=== What you have to do ===
Please write out the lines from the very first one through the line that contains "table-cell: 13513768990 xyxy=(330,340,514,392)", both included, as a JSON list of strings with one string per line and blank lines left out.

=== Material provided ===
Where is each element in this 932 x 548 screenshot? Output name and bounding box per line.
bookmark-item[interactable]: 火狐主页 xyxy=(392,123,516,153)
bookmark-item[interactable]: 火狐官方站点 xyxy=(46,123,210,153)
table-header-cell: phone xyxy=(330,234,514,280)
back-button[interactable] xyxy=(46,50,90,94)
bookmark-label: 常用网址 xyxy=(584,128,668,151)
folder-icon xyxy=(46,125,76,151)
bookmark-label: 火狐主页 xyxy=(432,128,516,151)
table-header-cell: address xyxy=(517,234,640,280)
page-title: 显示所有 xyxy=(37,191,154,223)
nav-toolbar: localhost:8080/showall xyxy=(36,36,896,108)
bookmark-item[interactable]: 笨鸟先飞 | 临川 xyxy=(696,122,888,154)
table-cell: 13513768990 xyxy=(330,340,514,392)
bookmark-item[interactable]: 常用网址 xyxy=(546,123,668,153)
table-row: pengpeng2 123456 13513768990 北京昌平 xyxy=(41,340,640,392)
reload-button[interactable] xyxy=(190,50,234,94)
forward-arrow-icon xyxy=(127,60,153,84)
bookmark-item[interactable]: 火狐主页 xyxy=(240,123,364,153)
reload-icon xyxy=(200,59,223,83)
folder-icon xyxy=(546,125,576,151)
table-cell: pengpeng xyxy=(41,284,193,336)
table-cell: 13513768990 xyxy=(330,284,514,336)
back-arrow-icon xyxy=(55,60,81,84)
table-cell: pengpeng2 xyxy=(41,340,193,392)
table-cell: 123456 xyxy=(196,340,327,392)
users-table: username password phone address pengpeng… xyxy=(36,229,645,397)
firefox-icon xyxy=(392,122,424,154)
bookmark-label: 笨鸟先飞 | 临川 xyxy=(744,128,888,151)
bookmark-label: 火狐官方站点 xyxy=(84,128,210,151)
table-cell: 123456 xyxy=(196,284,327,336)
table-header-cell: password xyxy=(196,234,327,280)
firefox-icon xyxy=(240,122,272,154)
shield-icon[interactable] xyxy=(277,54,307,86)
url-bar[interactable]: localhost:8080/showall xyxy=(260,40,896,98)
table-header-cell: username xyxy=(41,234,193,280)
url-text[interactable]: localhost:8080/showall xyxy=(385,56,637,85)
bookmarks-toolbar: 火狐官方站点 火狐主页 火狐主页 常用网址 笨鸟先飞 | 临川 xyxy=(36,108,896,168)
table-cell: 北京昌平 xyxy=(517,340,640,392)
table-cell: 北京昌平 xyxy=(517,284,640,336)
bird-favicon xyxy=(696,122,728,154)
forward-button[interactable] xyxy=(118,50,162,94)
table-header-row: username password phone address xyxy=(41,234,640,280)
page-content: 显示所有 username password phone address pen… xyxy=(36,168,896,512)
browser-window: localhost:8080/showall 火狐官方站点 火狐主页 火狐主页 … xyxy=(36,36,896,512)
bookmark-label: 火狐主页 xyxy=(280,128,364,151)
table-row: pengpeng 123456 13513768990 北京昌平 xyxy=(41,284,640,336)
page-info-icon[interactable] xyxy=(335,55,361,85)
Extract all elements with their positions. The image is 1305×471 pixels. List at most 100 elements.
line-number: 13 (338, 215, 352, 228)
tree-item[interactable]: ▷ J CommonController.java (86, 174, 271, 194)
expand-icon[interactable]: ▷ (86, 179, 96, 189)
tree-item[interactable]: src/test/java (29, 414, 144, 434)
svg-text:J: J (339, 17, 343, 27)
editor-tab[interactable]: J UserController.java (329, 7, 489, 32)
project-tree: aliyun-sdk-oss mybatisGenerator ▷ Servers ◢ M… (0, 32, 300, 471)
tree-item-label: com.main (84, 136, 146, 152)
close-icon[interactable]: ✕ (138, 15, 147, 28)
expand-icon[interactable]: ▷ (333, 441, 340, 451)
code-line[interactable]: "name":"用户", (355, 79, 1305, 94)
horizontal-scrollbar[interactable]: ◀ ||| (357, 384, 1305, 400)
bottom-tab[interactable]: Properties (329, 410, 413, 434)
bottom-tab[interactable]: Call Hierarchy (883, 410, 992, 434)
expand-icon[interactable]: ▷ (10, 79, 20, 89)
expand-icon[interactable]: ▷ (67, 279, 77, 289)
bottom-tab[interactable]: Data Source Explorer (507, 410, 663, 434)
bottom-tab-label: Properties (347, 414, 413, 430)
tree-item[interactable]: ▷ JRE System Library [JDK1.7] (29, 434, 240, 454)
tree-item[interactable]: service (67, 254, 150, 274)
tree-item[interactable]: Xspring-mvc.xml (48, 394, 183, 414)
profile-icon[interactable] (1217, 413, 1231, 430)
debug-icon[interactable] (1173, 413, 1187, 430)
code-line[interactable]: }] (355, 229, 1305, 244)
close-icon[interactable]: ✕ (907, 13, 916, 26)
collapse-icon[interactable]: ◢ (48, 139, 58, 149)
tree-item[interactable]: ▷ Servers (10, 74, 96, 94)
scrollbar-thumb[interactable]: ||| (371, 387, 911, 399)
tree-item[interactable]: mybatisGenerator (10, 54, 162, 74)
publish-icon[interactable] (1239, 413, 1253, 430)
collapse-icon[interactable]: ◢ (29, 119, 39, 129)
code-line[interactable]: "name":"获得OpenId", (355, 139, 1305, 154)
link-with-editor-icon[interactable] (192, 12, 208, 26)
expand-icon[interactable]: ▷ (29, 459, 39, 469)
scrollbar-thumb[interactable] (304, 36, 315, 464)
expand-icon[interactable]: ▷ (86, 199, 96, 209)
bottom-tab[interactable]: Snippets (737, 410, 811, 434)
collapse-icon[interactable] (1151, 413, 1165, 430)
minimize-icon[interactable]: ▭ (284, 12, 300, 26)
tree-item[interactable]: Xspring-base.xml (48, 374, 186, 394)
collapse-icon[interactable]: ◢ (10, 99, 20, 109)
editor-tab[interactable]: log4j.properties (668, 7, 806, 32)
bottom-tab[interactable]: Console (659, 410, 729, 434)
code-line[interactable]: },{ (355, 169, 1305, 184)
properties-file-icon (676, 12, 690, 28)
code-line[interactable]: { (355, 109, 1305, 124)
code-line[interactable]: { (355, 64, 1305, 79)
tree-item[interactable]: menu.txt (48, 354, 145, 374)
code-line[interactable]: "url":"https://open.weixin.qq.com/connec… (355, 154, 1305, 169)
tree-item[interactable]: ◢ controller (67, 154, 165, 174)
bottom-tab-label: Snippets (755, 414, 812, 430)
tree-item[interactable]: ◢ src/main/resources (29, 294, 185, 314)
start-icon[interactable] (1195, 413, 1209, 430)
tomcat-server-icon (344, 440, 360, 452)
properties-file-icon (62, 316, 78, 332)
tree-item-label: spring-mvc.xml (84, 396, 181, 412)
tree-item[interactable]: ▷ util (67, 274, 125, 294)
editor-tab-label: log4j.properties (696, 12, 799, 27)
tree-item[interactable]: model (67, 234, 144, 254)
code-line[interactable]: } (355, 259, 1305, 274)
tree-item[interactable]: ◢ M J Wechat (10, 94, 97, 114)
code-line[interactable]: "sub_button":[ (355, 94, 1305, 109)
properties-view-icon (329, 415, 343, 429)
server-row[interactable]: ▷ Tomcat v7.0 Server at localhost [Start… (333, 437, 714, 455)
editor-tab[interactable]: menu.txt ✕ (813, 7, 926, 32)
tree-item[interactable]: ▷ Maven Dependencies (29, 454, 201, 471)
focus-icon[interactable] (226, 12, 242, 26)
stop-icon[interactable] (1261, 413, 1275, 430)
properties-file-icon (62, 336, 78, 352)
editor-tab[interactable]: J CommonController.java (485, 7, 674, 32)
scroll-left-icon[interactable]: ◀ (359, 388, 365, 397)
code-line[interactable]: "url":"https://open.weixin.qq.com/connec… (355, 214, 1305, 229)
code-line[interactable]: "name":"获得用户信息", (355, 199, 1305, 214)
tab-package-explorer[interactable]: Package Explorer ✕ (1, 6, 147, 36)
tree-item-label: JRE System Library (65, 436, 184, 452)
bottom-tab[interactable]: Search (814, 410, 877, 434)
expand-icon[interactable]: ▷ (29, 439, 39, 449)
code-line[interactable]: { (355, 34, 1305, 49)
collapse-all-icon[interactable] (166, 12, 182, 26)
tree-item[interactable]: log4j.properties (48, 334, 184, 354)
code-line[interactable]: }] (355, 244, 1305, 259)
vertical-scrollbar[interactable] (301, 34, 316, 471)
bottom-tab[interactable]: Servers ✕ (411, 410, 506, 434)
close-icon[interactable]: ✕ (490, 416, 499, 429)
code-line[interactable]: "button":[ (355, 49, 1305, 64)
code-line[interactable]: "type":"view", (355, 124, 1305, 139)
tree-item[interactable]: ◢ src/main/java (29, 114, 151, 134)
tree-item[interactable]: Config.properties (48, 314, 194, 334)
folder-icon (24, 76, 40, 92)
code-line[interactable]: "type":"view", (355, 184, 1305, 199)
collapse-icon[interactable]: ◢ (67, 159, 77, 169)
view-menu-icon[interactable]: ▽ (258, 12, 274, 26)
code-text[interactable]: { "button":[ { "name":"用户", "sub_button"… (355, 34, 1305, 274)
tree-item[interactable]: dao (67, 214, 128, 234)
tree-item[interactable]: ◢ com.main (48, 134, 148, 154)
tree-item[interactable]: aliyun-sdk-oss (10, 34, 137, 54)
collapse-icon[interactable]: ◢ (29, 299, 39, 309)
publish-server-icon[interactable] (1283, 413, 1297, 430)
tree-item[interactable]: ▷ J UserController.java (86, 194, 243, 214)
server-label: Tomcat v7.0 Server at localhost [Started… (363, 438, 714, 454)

=== Worked solution ===
[
  "Where is each element in this 932 x 548 screenshot? Output name and bounding box per line.",
  "bookmark-item[interactable]: 火狐主页 xyxy=(392,123,516,153)",
  "bookmark-item[interactable]: 火狐官方站点 xyxy=(46,123,210,153)",
  "table-header-cell: phone xyxy=(330,234,514,280)",
  "back-button[interactable] xyxy=(46,50,90,94)",
  "bookmark-label: 常用网址 xyxy=(584,128,668,151)",
  "folder-icon xyxy=(46,125,76,151)",
  "bookmark-label: 火狐主页 xyxy=(432,128,516,151)",
  "table-header-cell: address xyxy=(517,234,640,280)",
  "page-title: 显示所有 xyxy=(37,191,154,223)",
  "nav-toolbar: localhost:8080/showall xyxy=(36,36,896,108)",
  "bookmark-item[interactable]: 笨鸟先飞 | 临川 xyxy=(696,122,888,154)",
  "table-cell: 13513768990 xyxy=(330,340,514,392)"
]